**Exercise details**
Check each line of the records for "funkcja"; collect those that have it.

**Dataset items**

○ ○ ○

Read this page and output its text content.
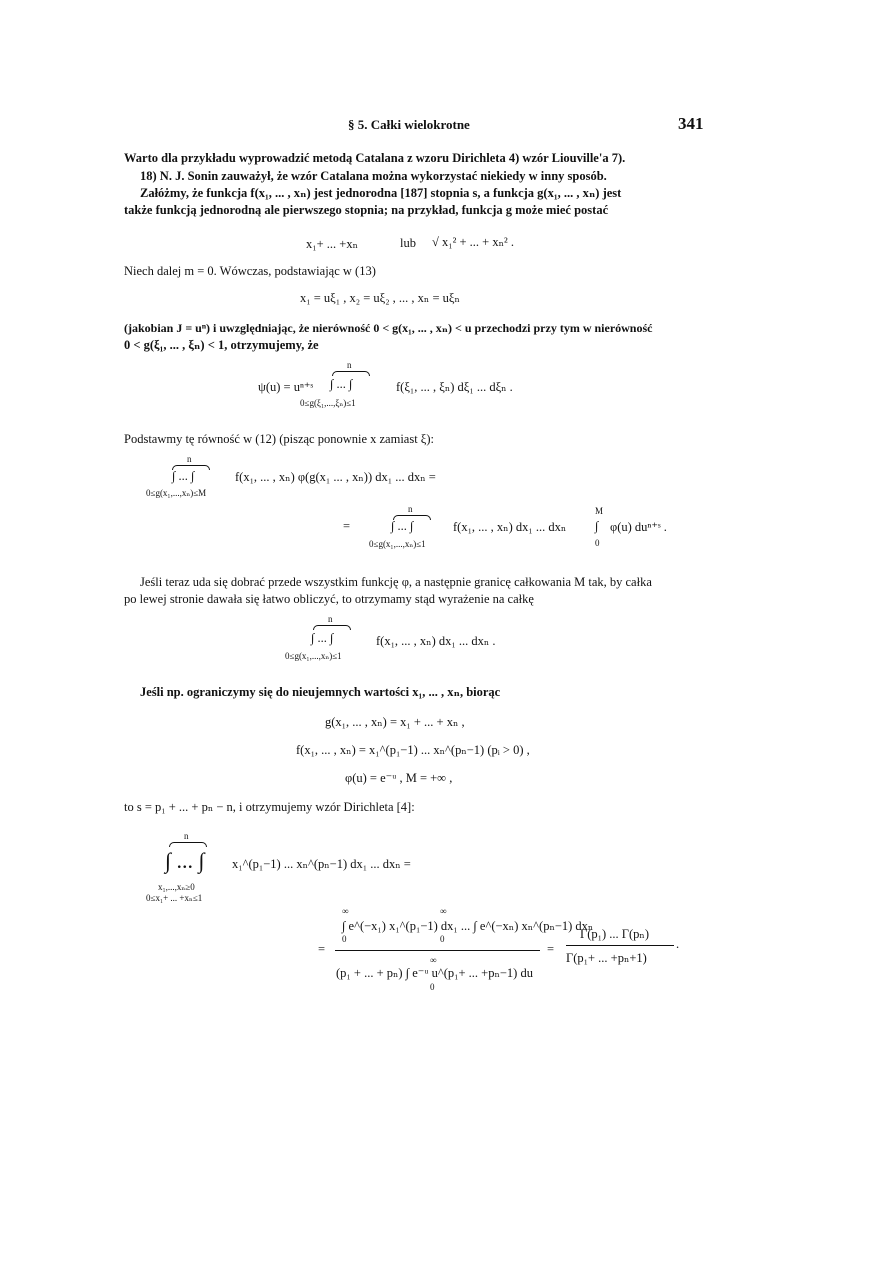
§ 5. Całki wielokrotne	341
Warto dla przykładu wyprowadzić metodą Catalana z wzoru Dirichleta 4) wzór Liouville'a 7).
18) N. J. Sonin zauważył, że wzór Catalana można wykorzystać niekiedy w inny sposób.
Załóżmy, że funkcja f(x₁, ... , xₙ) jest jednorodna [187] stopnia s, a funkcja g(x₁, ... , xₙ) jest
także funkcją jednorodną ale pierwszego stopnia; na przykład, funkcja g może mieć postać
x₁+ ... +xₙ	lub √ x₁² + ... + xₙ² .
Niech dalej m = 0. Wówczas, podstawiając w (13)
x₁ = uξ₁ , x₂ = uξ₂ , ... , xₙ = uξₙ
(jakobian J = uⁿ) i uwzględniając, że nierówność 0 < g(x₁, ... , xₙ) < u przechodzi przy tym w nierówność
0 < g(ξ₁, ... , ξₙ) < 1, otrzymujemy, że
n
ψ(u) = uⁿ⁺ˢ ∫ ... ∫	f(ξ₁, ... , ξₙ) dξ₁ ... dξₙ .
0≤g(ξ₁,...,ξₙ)≤1
Podstawmy tę równość w (12) (pisząc ponownie x zamiast ξ):
n
∫ ... ∫	f(x₁, ... , xₙ) φ(g(x₁ ... , xₙ)) dx₁ ... dxₙ =
0≤g(x₁,...,xₙ)≤M
n
=	∫ ... ∫	f(x₁, ... , xₙ) dx₁ ... dxₙ
0≤g(x₁,...,xₙ)≤1
M
∫
0
φ(u) duⁿ⁺ˢ .
Jeśli teraz uda się dobrać przede wszystkim funkcję φ, a następnie granicę całkowania M tak, by całka
po lewej stronie dawała się łatwo obliczyć, to otrzymamy stąd wyrażenie na całkę
n
∫ ... ∫	f(x₁, ... , xₙ) dx₁ ... dxₙ .
0≤g(x₁,...,xₙ)≤1
Jeśli np. ograniczymy się do nieujemnych wartości x₁, ... , xₙ, biorąc
g(x₁, ... , xₙ) = x₁ + ... + xₙ ,
f(x₁, ... , xₙ) = x₁^(p₁−1) ... xₙ^(pₙ−1) (pᵢ > 0) ,
φ(u) = e⁻ᵘ , M = +∞ ,
to s = p₁ + ... + pₙ − n, i otrzymujemy wzór Dirichleta [4]:
n
∫ ... ∫ x₁^(p₁−1) ... xₙ^(pₙ−1) dx₁ ... dxₙ =
x₁,...,xₙ≥0
0≤x₁+ ... +xₙ≤1
∞	∞
∫ e^(−x₁) x₁^(p₁−1) dx₁ ... ∫ e^(−xₙ) xₙ^(pₙ−1) dxₙ
0	0
=
∞
(p₁ + ... + pₙ) ∫ e⁻ᵘ u^(p₁+ ... +pₙ−1) du
0
=
Γ(p₁) ... Γ(pₙ)
Γ(p₁+ ... +pₙ+1)
.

○ ○ ○

**Reply to the exercise**
Załóżmy, że funkcja f(x₁, ... , xₙ) jest jednorodna [187] stopnia s, a funkcja g(x₁, ... , xₙ) jest
także funkcją jednorodną ale pierwszego stopnia; na przykład, funkcja g może mieć postać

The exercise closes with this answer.